Exercise ->
All of the data below should be written out exactly.
── Input rows
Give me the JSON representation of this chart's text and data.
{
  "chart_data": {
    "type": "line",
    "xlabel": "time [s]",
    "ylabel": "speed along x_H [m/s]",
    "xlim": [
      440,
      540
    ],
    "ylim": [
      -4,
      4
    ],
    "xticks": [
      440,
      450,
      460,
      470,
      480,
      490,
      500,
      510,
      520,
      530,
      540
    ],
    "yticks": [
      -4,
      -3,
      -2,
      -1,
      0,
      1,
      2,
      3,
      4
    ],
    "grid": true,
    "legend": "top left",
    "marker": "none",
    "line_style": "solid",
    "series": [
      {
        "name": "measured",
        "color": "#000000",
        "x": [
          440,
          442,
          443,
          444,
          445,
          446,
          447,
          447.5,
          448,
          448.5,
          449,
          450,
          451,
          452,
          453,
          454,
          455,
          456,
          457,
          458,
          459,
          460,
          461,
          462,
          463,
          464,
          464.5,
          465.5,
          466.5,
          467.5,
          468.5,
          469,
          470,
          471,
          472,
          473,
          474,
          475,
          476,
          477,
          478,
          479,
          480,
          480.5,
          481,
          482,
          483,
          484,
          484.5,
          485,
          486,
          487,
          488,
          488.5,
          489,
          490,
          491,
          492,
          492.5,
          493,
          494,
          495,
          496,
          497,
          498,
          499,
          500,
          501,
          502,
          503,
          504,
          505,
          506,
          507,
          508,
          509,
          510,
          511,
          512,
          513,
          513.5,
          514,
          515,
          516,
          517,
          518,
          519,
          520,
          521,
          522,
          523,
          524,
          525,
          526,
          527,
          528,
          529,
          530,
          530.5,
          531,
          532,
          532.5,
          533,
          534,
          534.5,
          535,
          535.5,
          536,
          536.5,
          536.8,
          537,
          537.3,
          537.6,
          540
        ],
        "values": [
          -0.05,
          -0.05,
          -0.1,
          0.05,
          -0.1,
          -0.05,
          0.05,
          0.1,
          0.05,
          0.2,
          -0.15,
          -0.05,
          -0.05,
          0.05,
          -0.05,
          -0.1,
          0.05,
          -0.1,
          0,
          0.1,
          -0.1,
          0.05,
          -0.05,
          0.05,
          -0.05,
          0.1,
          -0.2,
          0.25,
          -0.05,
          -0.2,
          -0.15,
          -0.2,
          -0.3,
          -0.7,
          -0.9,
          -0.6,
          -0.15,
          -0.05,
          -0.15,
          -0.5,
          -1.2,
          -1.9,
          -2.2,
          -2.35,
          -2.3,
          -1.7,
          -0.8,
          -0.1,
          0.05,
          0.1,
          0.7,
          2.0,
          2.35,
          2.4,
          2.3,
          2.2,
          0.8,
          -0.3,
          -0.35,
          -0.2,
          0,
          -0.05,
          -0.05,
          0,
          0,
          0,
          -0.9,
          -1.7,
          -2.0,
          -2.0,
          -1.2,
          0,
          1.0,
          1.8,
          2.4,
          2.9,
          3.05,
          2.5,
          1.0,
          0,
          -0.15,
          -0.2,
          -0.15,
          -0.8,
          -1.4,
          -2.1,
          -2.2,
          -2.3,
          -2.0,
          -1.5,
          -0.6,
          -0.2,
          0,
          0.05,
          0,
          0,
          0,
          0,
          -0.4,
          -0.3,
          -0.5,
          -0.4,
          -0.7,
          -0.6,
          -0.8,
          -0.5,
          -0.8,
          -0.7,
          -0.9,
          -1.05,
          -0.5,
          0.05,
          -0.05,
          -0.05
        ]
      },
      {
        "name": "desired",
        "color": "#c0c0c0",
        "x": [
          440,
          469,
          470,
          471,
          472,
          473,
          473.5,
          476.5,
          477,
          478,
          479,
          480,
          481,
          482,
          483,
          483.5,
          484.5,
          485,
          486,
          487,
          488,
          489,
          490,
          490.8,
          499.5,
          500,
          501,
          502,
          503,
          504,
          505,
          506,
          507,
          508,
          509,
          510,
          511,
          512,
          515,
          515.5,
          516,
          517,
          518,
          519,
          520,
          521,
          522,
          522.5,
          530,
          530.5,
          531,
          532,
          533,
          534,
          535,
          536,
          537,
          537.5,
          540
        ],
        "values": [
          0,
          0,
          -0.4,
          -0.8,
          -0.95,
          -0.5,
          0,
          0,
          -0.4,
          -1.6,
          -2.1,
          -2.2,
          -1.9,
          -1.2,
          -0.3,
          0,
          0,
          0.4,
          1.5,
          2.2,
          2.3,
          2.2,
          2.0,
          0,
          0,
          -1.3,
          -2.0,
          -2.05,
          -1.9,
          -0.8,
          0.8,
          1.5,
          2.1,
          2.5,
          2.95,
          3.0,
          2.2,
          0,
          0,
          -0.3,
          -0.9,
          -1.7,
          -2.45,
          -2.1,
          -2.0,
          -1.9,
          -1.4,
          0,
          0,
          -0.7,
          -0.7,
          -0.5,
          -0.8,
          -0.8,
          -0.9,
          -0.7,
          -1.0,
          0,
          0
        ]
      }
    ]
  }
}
────
Solution to this task ->
Give me the JSON representation of this chart's text and data.
{
  "chart_data": {
    "type": "line",
    "xlabel": "time [s]",
    "ylabel": "speed along x_H [m/s]",
    "xlim": [
      440,
      540
    ],
    "ylim": [
      -4,
      4
    ],
    "xticks": [
      440,
      450,
      460,
      470,
      480,
      490,
      500,
      510,
      520,
      530,
      540
    ],
    "yticks": [
      -4,
      -3,
      -2,
      -1,
      0,
      1,
      2,
      3,
      4
    ],
    "grid": true,
    "legend": "top left",
    "marker": "none",
    "line_style": "solid",
    "series": [
      {
        "name": "measured",
        "color": "#000000",
        "x": [
          440,
          442,
          443,
          444,
          445,
          446,
          447,
          447.5,
          448,
          448.5,
          449,
          450,
          451,
          452,
          453,
          454,
          455,
          456,
          457,
          458,
          459,
          460,
          461,
          462,
          463,
          464,
          464.5,
          465.5,
          466.5,
          467.5,
          468.5,
          469,
          470,
          471,
          472,
          473,
          474,
          475,
          476,
          477,
          478,
          479,
          480,
          480.5,
          481,
          482,
          483,
          484,
          484.5,
          485,
          486,
          487,
          488,
          488.5,
          489,
          490,
          491,
          492,
          492.5,
          493,
          494,
          495,
          496,
          497,
          498,
          499,
          500,
          501,
          502,
          503,
          504,
          505,
          506,
          507,
          508,
          509,
          510,
          511,
          512,
          513,
          513.5,
          514,
          515,
          516,
          517,
          518,
          519,
          520,
          521,
          522,
          523,
          524,
          525,
          526,
          527,
          528,
          529,
          530,
          530.5,
          531,
          532,
          532.5,
          533,
          534,
          534.5,
          535,
          535.5,
          536,
          536.5,
          536.8,
          537,
          537.3,
          537.6,
          540
        ],
        "values": [
          -0.05,
          -0.05,
          -0.1,
          0.05,
          -0.1,
          -0.05,
          0.05,
          0.1,
          0.05,
          0.2,
          -0.15,
          -0.05,
          -0.05,
          0.05,
          -0.05,
          -0.1,
          0.05,
          -0.1,
          0,
          0.1,
          -0.1,
          0.05,
          -0.05,
          0.05,
          -0.05,
          0.1,
          -0.2,
          0.25,
          -0.05,
          -0.2,
          -0.15,
          -0.2,
          -0.3,
          -0.7,
          -0.9,
          -0.6,
          -0.15,
          -0.05,
          -0.15,
          -0.5,
          -1.2,
          -1.9,
          -2.2,
          -2.35,
          -2.3,
          -1.7,
          -0.8,
          -0.1,
          0.05,
          0.1,
          0.7,
          2.0,
          2.35,
          2.4,
          2.3,
          2.2,
          0.8,
          -0.3,
          -0.35,
          -0.2,
          0,
          -0.05,
          -0.05,
          0,
          0,
          0,
          -0.9,
          -1.7,
          -2.0,
          -2.0,
          -1.2,
          0,
          1.0,
          1.8,
          2.4,
          2.9,
          3.05,
          2.5,
          1.0,
          0,
          -0.15,
          -0.2,
          -0.15,
          -0.8,
          -1.4,
          -2.1,
          -2.2,
          -2.3,
          -2.0,
          -1.5,
          -0.6,
          -0.2,
          0,
          0.05,
          0,
          0,
          0,
          0,
          -0.4,
          -0.3,
          -0.5,
          -0.4,
          -0.7,
          -0.6,
          -0.8,
          -0.5,
          -0.8,
          -0.7,
          -0.9,
          -1.05,
          -0.5,
          0.05,
          -0.05,
          -0.05
        ]
      },
      {
        "name": "desired",
        "color": "#c0c0c0",
        "x": [
          440,
          469,
          470,
          471,
          472,
          473,
          473.5,
          476.5,
          477,
          478,
          479,
          480,
          481,
          482,
          483,
          483.5,
          484.5,
          485,
          486,
          487,
          488,
          489,
          490,
          490.8,
          499.5,
          500,
          501,
          502,
          503,
          504,
          505,
          506,
          507,
          508,
          509,
          510,
          511,
          512,
          515,
          515.5,
          516,
          517,
          518,
          519,
          520,
          521,
          522,
          522.5,
          530,
          530.5,
          531,
          532,
          533,
          534,
          535,
          536,
          537,
          537.5,
          540
        ],
        "values": [
          0,
          0,
          -0.4,
          -0.8,
          -0.95,
          -0.5,
          0,
          0,
          -0.4,
          -1.6,
          -2.1,
          -2.2,
          -1.9,
          -1.2,
          -0.3,
          0,
          0,
          0.4,
          1.5,
          2.2,
          2.3,
          2.2,
          2.0,
          0,
          0,
          -1.3,
          -2.0,
          -2.05,
          -1.9,
          -0.8,
          0.8,
          1.5,
          2.1,
          2.5,
          2.95,
          3.0,
          2.2,
          0,
          0,
          -0.3,
          -0.9,
          -1.7,
          -2.45,
          -2.1,
          -2.0,
          -1.9,
          -1.4,
          0,
          0,
          -0.7,
          -0.7,
          -0.5,
          -0.8,
          -0.8,
          -0.9,
          -0.7,
          -1.0,
          0,
          0
        ]
      }
    ]
  }
}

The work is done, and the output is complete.